** start Data to process **

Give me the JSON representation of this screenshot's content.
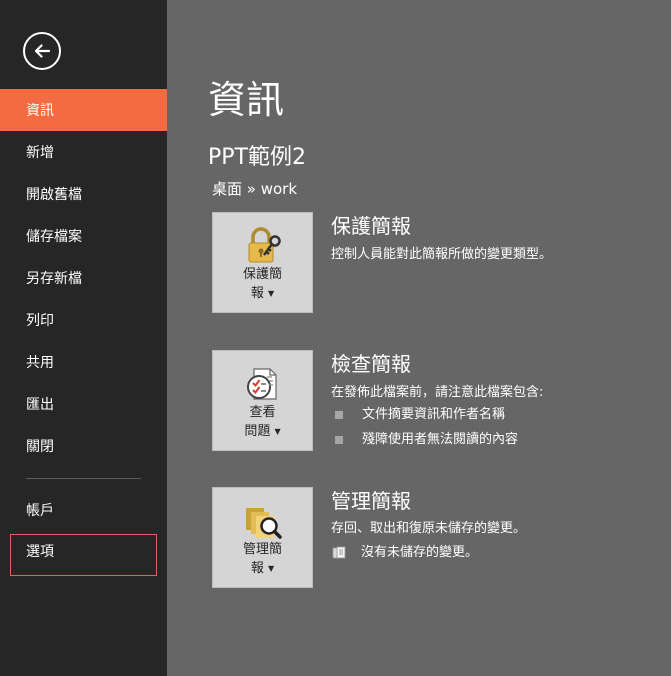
{
  "sidebar": {
    "back_icon": "arrow-left-icon",
    "items": [
      {
        "label": "資訊"
      },
      {
        "label": "新增"
      },
      {
        "label": "開啟舊檔"
      },
      {
        "label": "儲存檔案"
      },
      {
        "label": "另存新檔"
      },
      {
        "label": "列印"
      },
      {
        "label": "共用"
      },
      {
        "label": "匯出"
      },
      {
        "label": "關閉"
      },
      {
        "label": "帳戶"
      },
      {
        "label": "選項"
      }
    ]
  },
  "main": {
    "title": "資訊",
    "doc_name": "PPT範例2",
    "doc_path": "桌面 » work",
    "sections": [
      {
        "tile_label_line1": "保護簡",
        "tile_label_line2": "報",
        "icon": "lock-key-icon",
        "title": "保護簡報",
        "desc": "控制人員能對此簡報所做的變更類型。"
      },
      {
        "tile_label_line1": "查看",
        "tile_label_line2": "問題",
        "icon": "inspect-document-icon",
        "title": "檢查簡報",
        "desc": "在發佈此檔案前，請注意此檔案包含:",
        "bullets": [
          "文件摘要資訊和作者名稱",
          "殘障使用者無法閱讀的內容"
        ]
      },
      {
        "tile_label_line1": "管理簡",
        "tile_label_line2": "報",
        "icon": "manage-versions-icon",
        "title": "管理簡報",
        "desc": "存回、取出和復原未儲存的變更。",
        "note": "沒有未儲存的變更。"
      }
    ]
  },
  "colors": {
    "sidebar_bg": "#262626",
    "active_item": "#f26b43",
    "main_bg": "#666666",
    "highlight_border": "#e8605c",
    "tile_bg": "#d5d5d5"
  }
}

** end Data to process **

→ **Exercise task**
Your copy of the data should match it exactly, except that pictures are left out.

→ **Solution**
Give me the JSON representation of this screenshot's content.
{
  "sidebar": {
    "back_icon": "arrow-left-icon",
    "items": [
      {
        "label": "資訊"
      },
      {
        "label": "新增"
      },
      {
        "label": "開啟舊檔"
      },
      {
        "label": "儲存檔案"
      },
      {
        "label": "另存新檔"
      },
      {
        "label": "列印"
      },
      {
        "label": "共用"
      },
      {
        "label": "匯出"
      },
      {
        "label": "關閉"
      },
      {
        "label": "帳戶"
      },
      {
        "label": "選項"
      }
    ]
  },
  "main": {
    "title": "資訊",
    "doc_name": "PPT範例2",
    "doc_path": "桌面 » work",
    "sections": [
      {
        "tile_label_line1": "保護簡",
        "tile_label_line2": "報",
        "icon": "lock-key-icon",
        "title": "保護簡報",
        "desc": "控制人員能對此簡報所做的變更類型。"
      },
      {
        "tile_label_line1": "查看",
        "tile_label_line2": "問題",
        "icon": "inspect-document-icon",
        "title": "檢查簡報",
        "desc": "在發佈此檔案前，請注意此檔案包含:",
        "bullets": [
          "文件摘要資訊和作者名稱",
          "殘障使用者無法閱讀的內容"
        ]
      },
      {
        "tile_label_line1": "管理簡",
        "tile_label_line2": "報",
        "icon": "manage-versions-icon",
        "title": "管理簡報",
        "desc": "存回、取出和復原未儲存的變更。",
        "note": "沒有未儲存的變更。"
      }
    ]
  },
  "colors": {
    "sidebar_bg": "#262626",
    "active_item": "#f26b43",
    "main_bg": "#666666",
    "highlight_border": "#e8605c",
    "tile_bg": "#d5d5d5"
  }
}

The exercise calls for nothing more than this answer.